* [WHAT YOU ARE ASKED TO DO]: Output the entries below exactly as written, omitting pictures.

# # #

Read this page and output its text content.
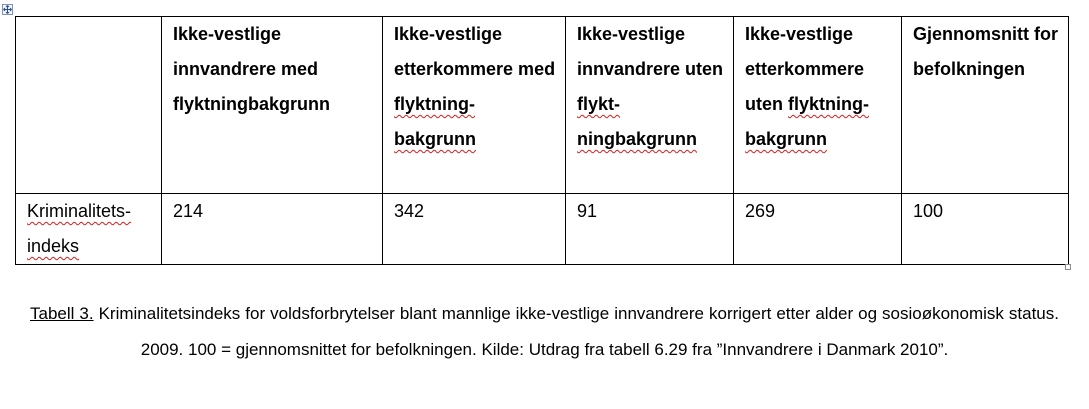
	Ikke-vestlige innvandrere med flyktningbakgrunn	Ikke-vestlige etterkommere med flyktning- bakgrunn	Ikke-vestlige innvandrere uten flykt- ningbakgrunn	Ikke-vestlige etterkommere uten flyktning- bakgrunn	Gjennomsnitt for befolkningen
Kriminalitets- indeks	214	342	91	269	100

Tabell 3. Kriminalitetsindeks for voldsforbrytelser blant mannlige ikke-vestlige innvandrere korrigert etter alder og sosioøkonomisk status. 2009. 100 = gjennomsnittet for befolkningen. Kilde: Utdrag fra tabell 6.29 fra ”Innvandrere i Danmark 2010”.
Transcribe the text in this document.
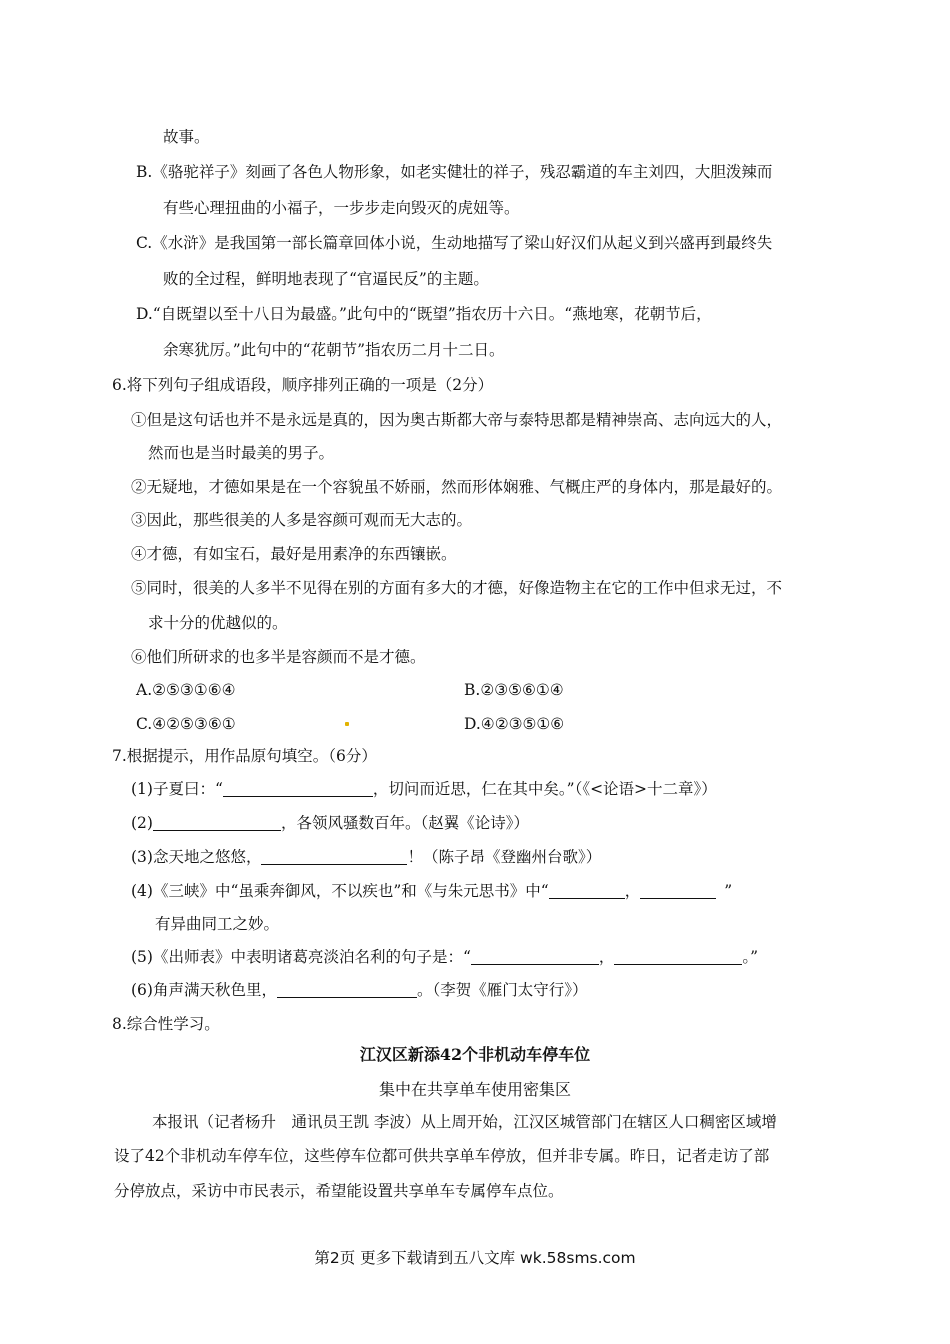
故事。
B.《骆驼祥子》刻画了各色人物形象，如老实健壮的祥子，残忍霸道的车主刘四，大胆泼辣而
有些心理扭曲的小福子，一步步走向毁灭的虎妞等。
C.《水浒》是我国第一部长篇章回体小说，生动地描写了梁山好汉们从起义到兴盛再到最终失
败的全过程，鲜明地表现了“官逼民反”的主题。
D.“自既望以至十八日为最盛。”此句中的“既望”指农历十六日。“燕地寒，花朝节后，
余寒犹厉。”此句中的“花朝节”指农历二月十二日。
6.将下列句子组成语段，顺序排列正确的一项是（2分）
①但是这句话也并不是永远是真的，因为奥古斯都大帝与泰特思都是精神崇高、志向远大的人，
然而也是当时最美的男子。
②无疑地，才德如果是在一个容貌虽不娇丽，然而形体娴雅、气概庄严的身体内，那是最好的。
③因此，那些很美的人多是容颜可观而无大志的。
④才德，有如宝石，最好是用素净的东西镶嵌。
⑤同时，很美的人多半不见得在别的方面有多大的才德，好像造物主在它的工作中但求无过，不
求十分的优越似的。
⑥他们所研求的也多半是容颜而不是才德。
A.②⑤③①⑥④	B.②③⑤⑥①④
C.④②⑤③⑥①	D.④②③⑤①⑥
7.根据提示，用作品原句填空。（6分）
(1)子夏曰：“	，切问而近思，仁在其中矣。”（《<论语>十二章》）
(2)	，各领风骚数百年。（赵翼《论诗》）
(3)念天地之悠悠，	！（陈子昂《登幽州台歌》）
(4)《三峡》中“虽乘奔御风，不以疾也”和《与朱元思书》中“	，	”
有异曲同工之妙。
(5)《出师表》中表明诸葛亮淡泊名利的句子是：“	，	。”
(6)角声满天秋色里，	。（李贺《雁门太守行》）
8.综合性学习。
江汉区新添42个非机动车停车位
集中在共享单车使用密集区
本报讯（记者杨升　通讯员王凯 李波）从上周开始，江汉区城管部门在辖区人口稠密区域增
设了42个非机动车停车位，这些停车位都可供共享单车停放，但并非专属。昨日，记者走访了部
分停放点，采访中市民表示，希望能设置共享单车专属停车点位。
第2页 更多下载请到五八文库 wk.58sms.com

# # #

* [ANSWER TO THIS TASK]:
Read this page and output its text content.
	Ikke-vestlige innvandrere med flyktningbakgrunn	Ikke-vestlige etterkommere med flyktning- bakgrunn	Ikke-vestlige innvandrere uten flykt- ningbakgrunn	Ikke-vestlige etterkommere uten flyktning- bakgrunn	Gjennomsnitt for befolkningen
Kriminalitets- indeks	214	342	91	269	100

Tabell 3. Kriminalitetsindeks for voldsforbrytelser blant mannlige ikke-vestlige innvandrere korrigert etter alder og sosioøkonomisk status. 2009. 100 = gjennomsnittet for befolkningen. Kilde: Utdrag fra tabell 6.29 fra ”Innvandrere i Danmark 2010”.
Transcribe the text in this document.
故事。
B.《骆驼祥子》刻画了各色人物形象，如老实健壮的祥子，残忍霸道的车主刘四，大胆泼辣而
有些心理扭曲的小福子，一步步走向毁灭的虎妞等。
C.《水浒》是我国第一部长篇章回体小说，生动地描写了梁山好汉们从起义到兴盛再到最终失
败的全过程，鲜明地表现了“官逼民反”的主题。
D.“自既望以至十八日为最盛。”此句中的“既望”指农历十六日。“燕地寒，花朝节后，
余寒犹厉。”此句中的“花朝节”指农历二月十二日。
6.将下列句子组成语段，顺序排列正确的一项是（2分）
①但是这句话也并不是永远是真的，因为奥古斯都大帝与泰特思都是精神崇高、志向远大的人，
然而也是当时最美的男子。
②无疑地，才德如果是在一个容貌虽不娇丽，然而形体娴雅、气概庄严的身体内，那是最好的。
③因此，那些很美的人多是容颜可观而无大志的。
④才德，有如宝石，最好是用素净的东西镶嵌。
⑤同时，很美的人多半不见得在别的方面有多大的才德，好像造物主在它的工作中但求无过，不
求十分的优越似的。
⑥他们所研求的也多半是容颜而不是才德。
A.②⑤③①⑥④	B.②③⑤⑥①④
C.④②⑤③⑥①	D.④②③⑤①⑥
7.根据提示，用作品原句填空。（6分）
(1)子夏曰：“	，切问而近思，仁在其中矣。”（《<论语>十二章》）
(2)	，各领风骚数百年。（赵翼《论诗》）
(3)念天地之悠悠，	！（陈子昂《登幽州台歌》）
(4)《三峡》中“虽乘奔御风，不以疾也”和《与朱元思书》中“	，	”
有异曲同工之妙。
(5)《出师表》中表明诸葛亮淡泊名利的句子是：“	，	。”
(6)角声满天秋色里，	。（李贺《雁门太守行》）
8.综合性学习。
江汉区新添42个非机动车停车位
集中在共享单车使用密集区
本报讯（记者杨升　通讯员王凯 李波）从上周开始，江汉区城管部门在辖区人口稠密区域增
设了42个非机动车停车位，这些停车位都可供共享单车停放，但并非专属。昨日，记者走访了部
分停放点，采访中市民表示，希望能设置共享单车专属停车点位。
第2页 更多下载请到五八文库 wk.58sms.com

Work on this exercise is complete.